Lines from the one containing "Type out the text in this image." through the last line of the data are to be repeated word for word, both ends included.

STORED DATA:
* START *

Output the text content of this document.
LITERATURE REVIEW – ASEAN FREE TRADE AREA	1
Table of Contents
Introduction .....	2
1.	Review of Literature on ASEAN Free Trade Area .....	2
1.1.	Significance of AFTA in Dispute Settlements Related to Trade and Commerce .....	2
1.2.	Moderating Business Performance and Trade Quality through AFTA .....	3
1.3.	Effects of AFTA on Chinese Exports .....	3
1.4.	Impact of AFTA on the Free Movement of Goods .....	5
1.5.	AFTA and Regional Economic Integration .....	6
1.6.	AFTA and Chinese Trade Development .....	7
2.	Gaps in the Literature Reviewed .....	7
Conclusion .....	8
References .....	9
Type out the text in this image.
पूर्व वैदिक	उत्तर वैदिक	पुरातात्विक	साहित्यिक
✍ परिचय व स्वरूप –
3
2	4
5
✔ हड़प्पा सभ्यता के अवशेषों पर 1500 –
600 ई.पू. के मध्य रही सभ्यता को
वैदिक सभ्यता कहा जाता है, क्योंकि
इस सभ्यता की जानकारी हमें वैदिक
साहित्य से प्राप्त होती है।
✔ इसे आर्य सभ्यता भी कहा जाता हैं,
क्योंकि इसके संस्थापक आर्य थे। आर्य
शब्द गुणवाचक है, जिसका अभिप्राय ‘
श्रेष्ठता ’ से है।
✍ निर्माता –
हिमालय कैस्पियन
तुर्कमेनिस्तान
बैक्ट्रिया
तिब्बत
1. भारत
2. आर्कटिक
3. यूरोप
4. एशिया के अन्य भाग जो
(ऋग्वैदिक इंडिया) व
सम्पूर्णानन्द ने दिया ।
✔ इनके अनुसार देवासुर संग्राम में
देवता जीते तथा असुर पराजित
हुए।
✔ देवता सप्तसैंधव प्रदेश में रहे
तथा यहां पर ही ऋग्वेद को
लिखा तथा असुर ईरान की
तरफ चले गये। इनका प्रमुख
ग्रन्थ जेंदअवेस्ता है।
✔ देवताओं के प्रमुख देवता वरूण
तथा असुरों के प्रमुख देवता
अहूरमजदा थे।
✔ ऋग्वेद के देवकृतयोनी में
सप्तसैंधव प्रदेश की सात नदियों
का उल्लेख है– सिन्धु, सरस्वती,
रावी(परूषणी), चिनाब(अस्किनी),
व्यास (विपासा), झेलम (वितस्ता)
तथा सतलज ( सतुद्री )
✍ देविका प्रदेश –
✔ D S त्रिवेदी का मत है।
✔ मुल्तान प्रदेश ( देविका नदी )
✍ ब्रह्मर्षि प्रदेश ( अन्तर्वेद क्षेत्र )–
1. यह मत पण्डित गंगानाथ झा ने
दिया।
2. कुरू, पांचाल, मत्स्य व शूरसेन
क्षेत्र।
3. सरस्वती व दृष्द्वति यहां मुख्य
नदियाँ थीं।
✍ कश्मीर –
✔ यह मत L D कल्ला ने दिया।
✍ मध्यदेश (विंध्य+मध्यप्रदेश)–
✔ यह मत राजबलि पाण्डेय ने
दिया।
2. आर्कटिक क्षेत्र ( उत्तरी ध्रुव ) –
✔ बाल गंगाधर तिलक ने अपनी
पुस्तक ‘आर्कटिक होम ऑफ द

* END *

SOLUTION TO THE PROBLEM:
Type out the text in this image.
पूर्व वैदिक	उत्तर वैदिक	पुरातात्विक	साहित्यिक
✍ परिचय व स्वरूप –
3
2	4
5
✔ हड़प्पा सभ्यता के अवशेषों पर 1500 –
600 ई.पू. के मध्य रही सभ्यता को
वैदिक सभ्यता कहा जाता है, क्योंकि
इस सभ्यता की जानकारी हमें वैदिक
साहित्य से प्राप्त होती है।
✔ इसे आर्य सभ्यता भी कहा जाता हैं,
क्योंकि इसके संस्थापक आर्य थे। आर्य
शब्द गुणवाचक है, जिसका अभिप्राय ‘
श्रेष्ठता ’ से है।
✍ निर्माता –
हिमालय कैस्पियन
तुर्कमेनिस्तान
बैक्ट्रिया
तिब्बत
1. भारत
2. आर्कटिक
3. यूरोप
4. एशिया के अन्य भाग जो
(ऋग्वैदिक इंडिया) व
सम्पूर्णानन्द ने दिया ।
✔ इनके अनुसार देवासुर संग्राम में
देवता जीते तथा असुर पराजित
हुए।
✔ देवता सप्तसैंधव प्रदेश में रहे
तथा यहां पर ही ऋग्वेद को
लिखा तथा असुर ईरान की
तरफ चले गये। इनका प्रमुख
ग्रन्थ जेंदअवेस्ता है।
✔ देवताओं के प्रमुख देवता वरूण
तथा असुरों के प्रमुख देवता
अहूरमजदा थे।
✔ ऋग्वेद के देवकृतयोनी में
सप्तसैंधव प्रदेश की सात नदियों
का उल्लेख है– सिन्धु, सरस्वती,
रावी(परूषणी), चिनाब(अस्किनी),
व्यास (विपासा), झेलम (वितस्ता)
तथा सतलज ( सतुद्री )
✍ देविका प्रदेश –
✔ D S त्रिवेदी का मत है।
✔ मुल्तान प्रदेश ( देविका नदी )
✍ ब्रह्मर्षि प्रदेश ( अन्तर्वेद क्षेत्र )–
1. यह मत पण्डित गंगानाथ झा ने
दिया।
2. कुरू, पांचाल, मत्स्य व शूरसेन
क्षेत्र।
3. सरस्वती व दृष्द्वति यहां मुख्य
नदियाँ थीं।
✍ कश्मीर –
✔ यह मत L D कल्ला ने दिया।
✍ मध्यदेश (विंध्य+मध्यप्रदेश)–
✔ यह मत राजबलि पाण्डेय ने
दिया।
2. आर्कटिक क्षेत्र ( उत्तरी ध्रुव ) –
✔ बाल गंगाधर तिलक ने अपनी
पुस्तक ‘आर्कटिक होम ऑफ द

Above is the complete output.